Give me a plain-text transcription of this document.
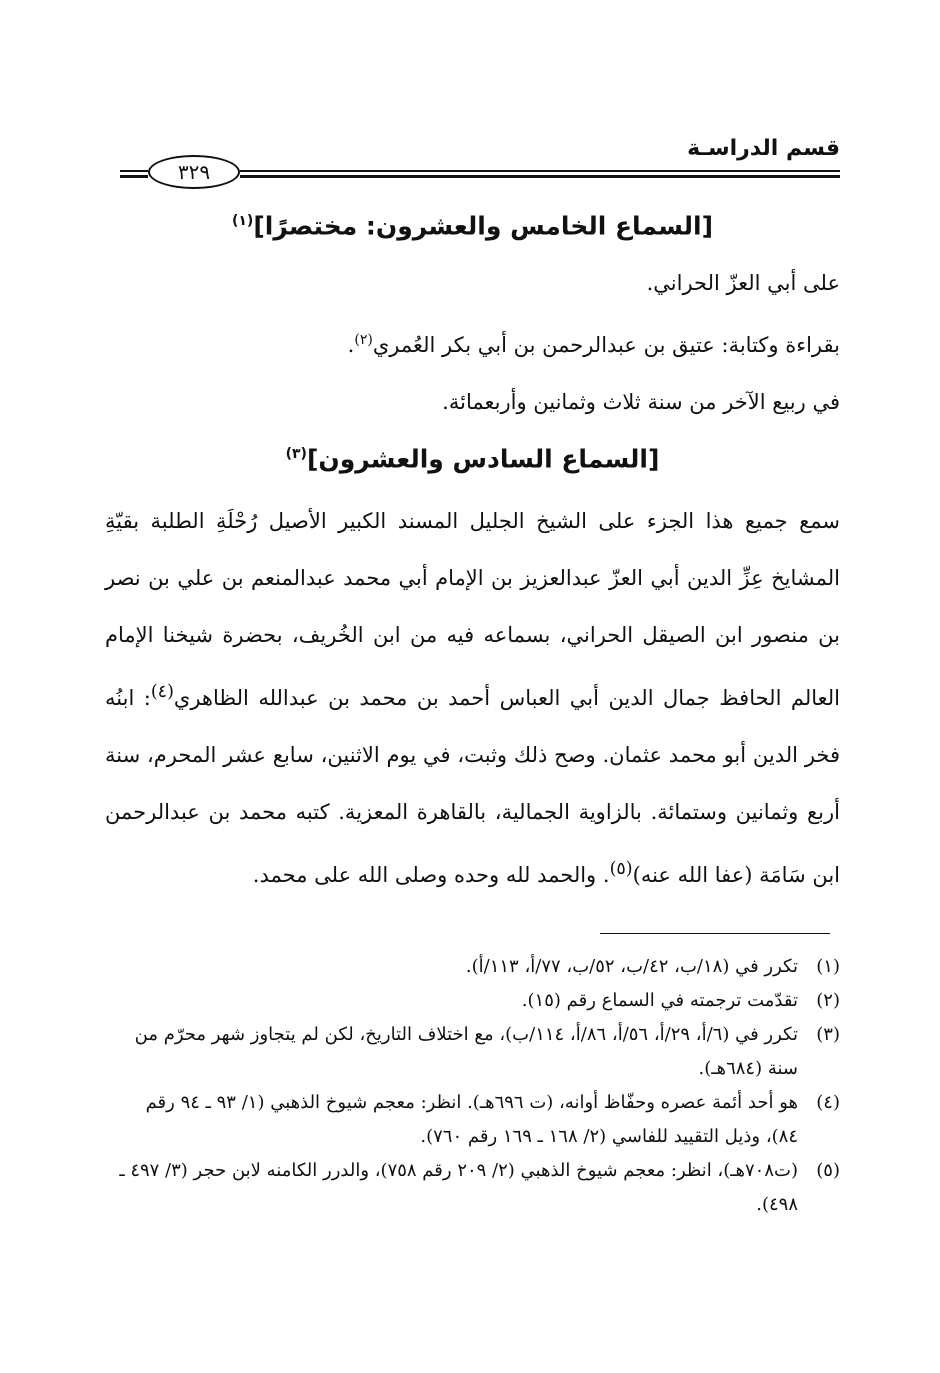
قسم الدراسـة
٣٢٩
[السماع الخامس والعشرون: مختصرًا]$^{(١)}$
على أبي العزّ الحراني.
بقراءة وكتابة: عتيق بن عبدالرحمن بن أبي بكر العُمري$^{(٢)}$.
في ربيع الآخر من سنة ثلاث وثمانين وأربعمائة.
[السماع السادس والعشرون]$^{(٣)}$

سمع جميع هذا الجزء على الشيخ الجليل المسند الكبير الأصيل رُحْلَةِ الطلبة بقيّةِ المشايخ عِزِّ الدين أبي العزّ عبدالعزيز بن الإمام أبي محمد عبدالمنعم بن علي بن نصر بن منصور ابن الصيقل الحراني، بسماعه فيه من ابن الخُريف، بحضرة شيخنا الإمام العالم الحافظ جمال الدين أبي العباس أحمد بن محمد بن عبدالله الظاهري$^{(٤)}$: ابنُه فخر الدين أبو محمد عثمان. وصح ذلك وثبت، في يوم الاثنين، سابع عشر المحرم، سنة أربع وثمانين وستمائة. بالزاوية الجمالية، بالقاهرة المعزية. كتبه محمد بن عبدالرحمن ابن سَامَة (عفا الله عنه)$^{(٥)}$. والحمد لله وحده وصلى الله على محمد.

(١)
تكرر في (١٨/ب، ٤٢/ب، ٥٢/ب، ٧٧/أ، ١١٣/أ).
(٢)
تقدّمت ترجمته في السماع رقم (١٥).
(٣)
تكرر في (٦/أ، ٢٩/أ، ٥٦/أ، ٨٦/أ، ١١٤/ب)، مع اختلاف التاريخ، لكن لم يتجاوز شهر محرّم من سنة (٦٨٤هـ).
(٤)
هو أحد أئمة عصره وحفّاظ أوانه، (ت ٦٩٦هـ). انظر: معجم شيوخ الذهبي (١/ ٩٣ ـ ٩٤ رقم ٨٤)، وذيل التقييد للفاسي (٢/ ١٦٨ ـ ١٦٩ رقم ٧٦٠).
(٥)
(ت٧٠٨هـ)، انظر: معجم شيوخ الذهبي (٢/ ٢٠٩ رقم ٧٥٨)، والدرر الكامنه لابن حجر (٣/ ٤٩٧ ـ ٤٩٨).
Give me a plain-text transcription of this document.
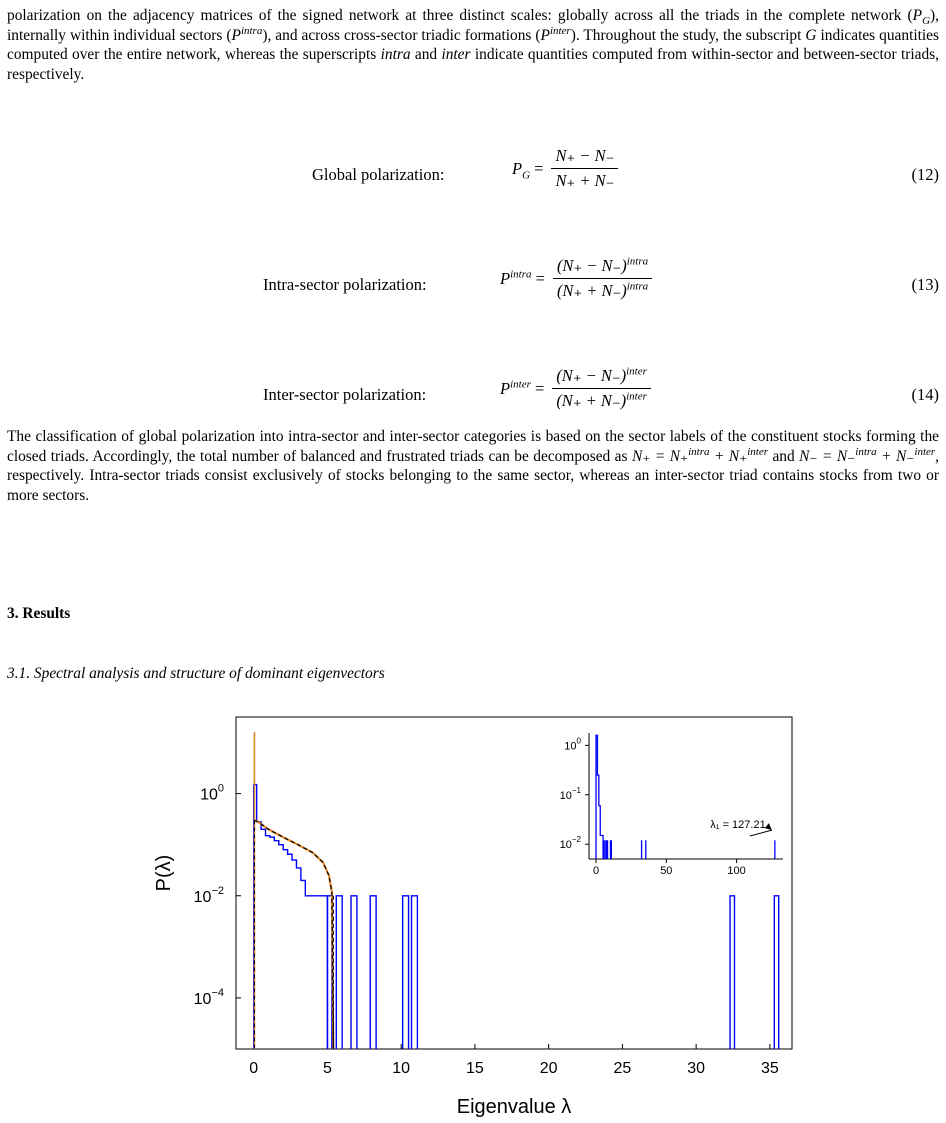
polarization on the adjacency matrices of the signed network at three distinct scales: globally across all the triads in the complete network $(P_G)$, internally within individual sectors $(P^{intra})$, and across cross-sector triadic formations $(P^{inter})$. Throughout the study, the subscript G indicates quantities computed over the entire network, whereas the superscripts intra and inter indicate quantities computed from within-sector and between-sector triads, respectively.

Global polarization:	$P_G = \frac{N_+ - N_-}{N_+ + N_-}$	(12)
Intra-sector polarization:	$P^{intra} = \frac{(N_+ - N_-)^{intra}}{(N_+ + N_-)^{intra}}$	(13)
Inter-sector polarization:	$P^{inter} = \frac{(N_+ - N_-)^{inter}}{(N_+ + N_-)^{inter}}$	(14)

The classification of global polarization into intra-sector and inter-sector categories is based on the sector labels of the constituent stocks forming the closed triads. Accordingly, the total number of balanced and frustrated triads can be decomposed as N₊ = N₊$^{intra}$ + N₊$^{inter}$ and N₋ = N₋$^{intra}$ + N₋$^{inter}$, respectively. Intra-sector triads consist exclusively of stocks belonging to the same sector, whereas an inter-sector triad contains stocks from two or more sectors.

3. Results
3.1. Spectral analysis and structure of dominant eigenvectors
0	5	10	15	20	25	30	35
$10^0$
$10^{-2}$
$10^{-4}$
Eigenvalue λ
P(λ)	0	50	100
$10^0$
$10^{-1}$
$10^{-2}$
λ₁ = 127.21
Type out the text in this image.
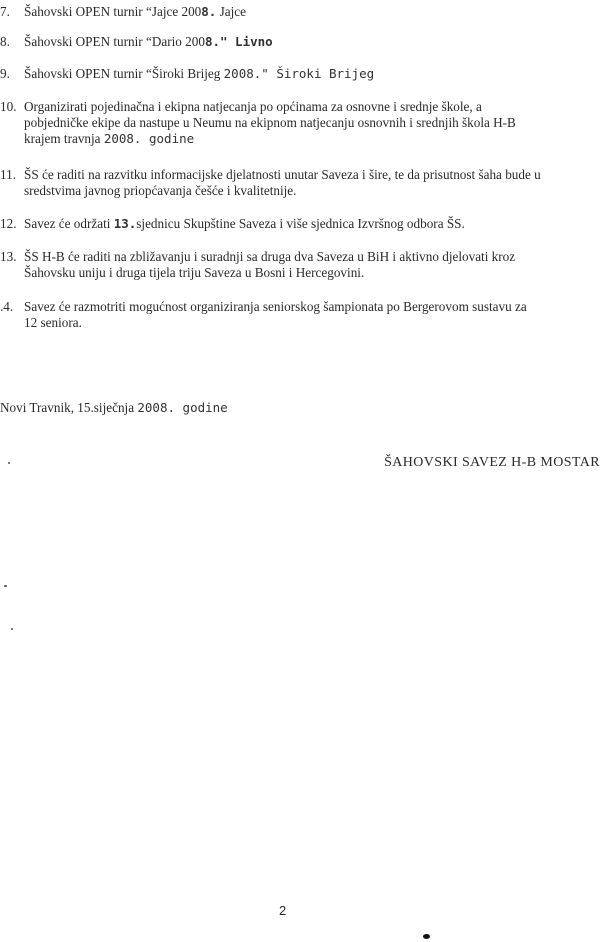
7.	Šahovski OPEN turnir “Jajce 2008. Jajce
8.	Šahovski OPEN turnir “Dario 2008." Livno
9.	Šahovski OPEN turnir “Široki Brijeg 2008." Široki Brijeg
10. Organizirati pojedinačna i ekipna natjecanja po općinama za osnovne i srednje škole, a
pobjedničke ekipe da nastupe u Neumu na ekipnom natjecanju osnovnih i srednjih škola H-B
krajem travnja 2008. godine
11. ŠS će raditi na razvitku informacijske djelatnosti unutar Saveza i šire, te da prisutnost šaha bude u
sredstvima javnog priopćavanja češće i kvalitetnije.
12. Savez će održati 13.sjednicu Skupštine Saveza i više sjednica Izvršnog odbora ŠS.
13. ŠS H-B će raditi na zbližavanju i suradnji sa druga dva Saveza u BiH i aktivno djelovati kroz
Šahovsku uniju i druga tijela triju Saveza u Bosni i Hercegovini.
.4. Savez će razmotriti mogućnost organiziranja seniorskog šampionata po Bergerovom sustavu za
12 seniora.
Novi Travnik, 15.siječnja 2008. godine
ŠAHOVSKI SAVEZ H-B MOSTAR
2
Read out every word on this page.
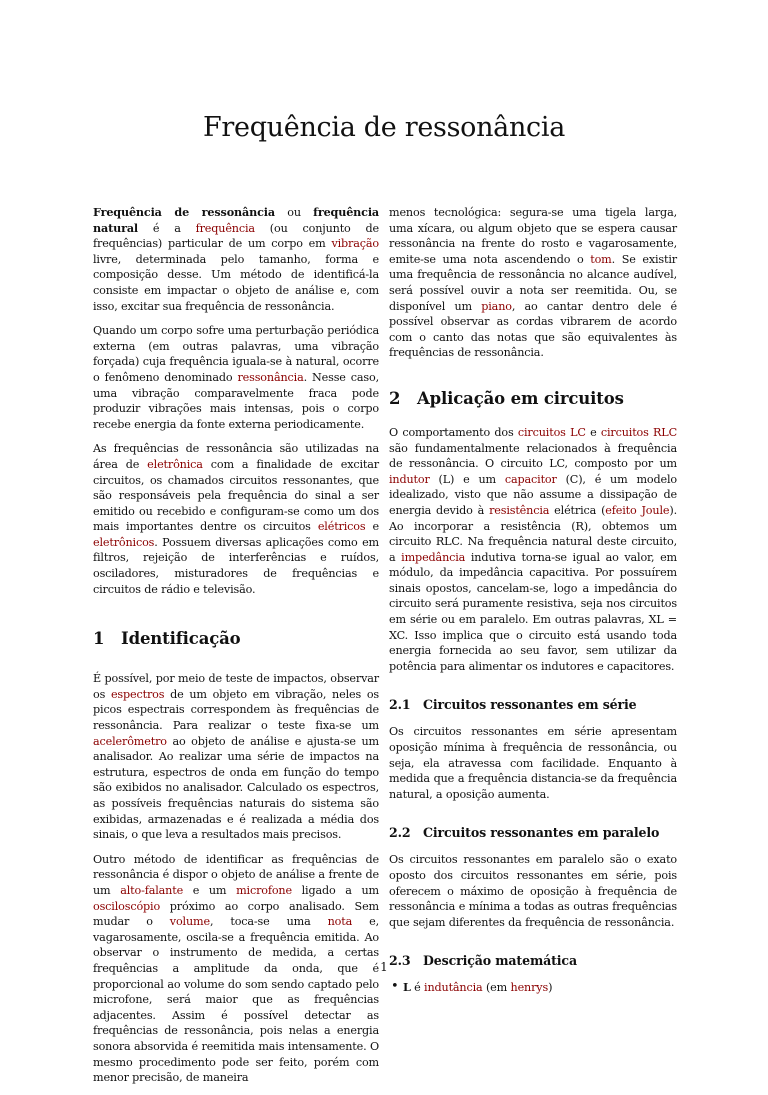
Frequência de ressonância

Frequência de ressonância ou frequência natural é a frequência (ou conjunto de frequências) particular de um corpo em vibração livre, determinada pelo tamanho, forma e composição desse. Um método de identificá-la consiste em impactar o objeto de análise e, com isso, excitar sua frequência de ressonância.

Quando um corpo sofre uma perturbação periódica externa (em outras palavras, uma vibração forçada) cuja frequência iguala-se à natural, ocorre o fenômeno denominado ressonância. Nesse caso, uma vibração comparavelmente fraca pode produzir vibrações mais intensas, pois o corpo recebe energia da fonte externa periodicamente.

As frequências de ressonância são utilizadas na área de eletrônica com a finalidade de excitar circuitos, os chamados circuitos ressonantes, que são responsáveis pela frequência do sinal a ser emitido ou recebido e configuram-se como um dos mais importantes dentre os circuitos elétricos e eletrônicos. Possuem diversas aplicações como em filtros, rejeição de interferências e ruídos, osciladores, misturadores de frequências e circuitos de rádio e televisão.

1 Identificação

É possível, por meio de teste de impactos, observar os espectros de um objeto em vibração, neles os picos espectrais correspondem às frequências de ressonância. Para realizar o teste fixa-se um acelerômetro ao objeto de análise e ajusta-se um analisador. Ao realizar uma série de impactos na estrutura, espectros de onda em função do tempo são exibidos no analisador. Calculado os espectros, as possíveis frequências naturais do sistema são exibidas, armazenadas e é realizada a média dos sinais, o que leva a resultados mais precisos.

Outro método de identificar as frequências de ressonância é dispor o objeto de análise a frente de um alto-falante e um microfone ligado a um osciloscópio próximo ao corpo analisado. Sem mudar o volume, toca-se uma nota e, vagarosamente, oscila-se a frequência emitida. Ao observar o instrumento de medida, a certas frequências a amplitude da onda, que é proporcional ao volume do som sendo captado pelo microfone, será maior que as frequências adjacentes. Assim é possível detectar as frequências de ressonância, pois nelas a energia sonora absorvida é reemitida mais intensamente. O mesmo procedimento pode ser feito, porém com menor precisão, de maneira

menos tecnológica: segura-se uma tigela larga, uma xícara, ou algum objeto que se espera causar ressonância na frente do rosto e vagarosamente, emite-se uma nota ascendendo o tom. Se existir uma frequência de ressonância no alcance audível, será possível ouvir a nota ser reemitida. Ou, se disponível um piano, ao cantar dentro dele é possível observar as cordas vibrarem de acordo com o canto das notas que são equivalentes às frequências de ressonância.

2 Aplicação em circuitos

O comportamento dos circuitos LC e circuitos RLC são fundamentalmente relacionados à frequência de ressonância. O circuito LC, composto por um indutor (L) e um capacitor (C), é um modelo idealizado, visto que não assume a dissipação de energia devido à resistência elétrica (efeito Joule). Ao incorporar a resistência (R), obtemos um circuito RLC. Na frequência natural deste circuito, a impedância indutiva torna-se igual ao valor, em módulo, da impedância capacitiva. Por possuírem sinais opostos, cancelam-se, logo a impedância do circuito será puramente resistiva, seja nos circuitos em série ou em paralelo. Em outras palavras, XL = XC. Isso implica que o circuito está usando toda energia fornecida ao seu favor, sem utilizar da potência para alimentar os indutores e capacitores.

2.1 Circuitos ressonantes em série

Os circuitos ressonantes em série apresentam oposição mínima à frequência de ressonância, ou seja, ela atravessa com facilidade. Enquanto à medida que a frequência distancia-se da frequência natural, a oposição aumenta.

2.2 Circuitos ressonantes em paralelo

Os circuitos ressonantes em paralelo são o exato oposto dos circuitos ressonantes em série, pois oferecem o máximo de oposição à frequência de ressonância e mínima a todas as outras frequências que sejam diferentes da frequência de ressonância.

2.3 Descrição matemática
• L é indutância (em henrys)
1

▶ [What the task asks]: Read the entries above, then pull out the lines that include "this".

▶ [The reply]:
Give me a plain-text transcription of this document.
Give me a plain-text transcription of this document.
Type out the text in this image.
Read out every word on this page.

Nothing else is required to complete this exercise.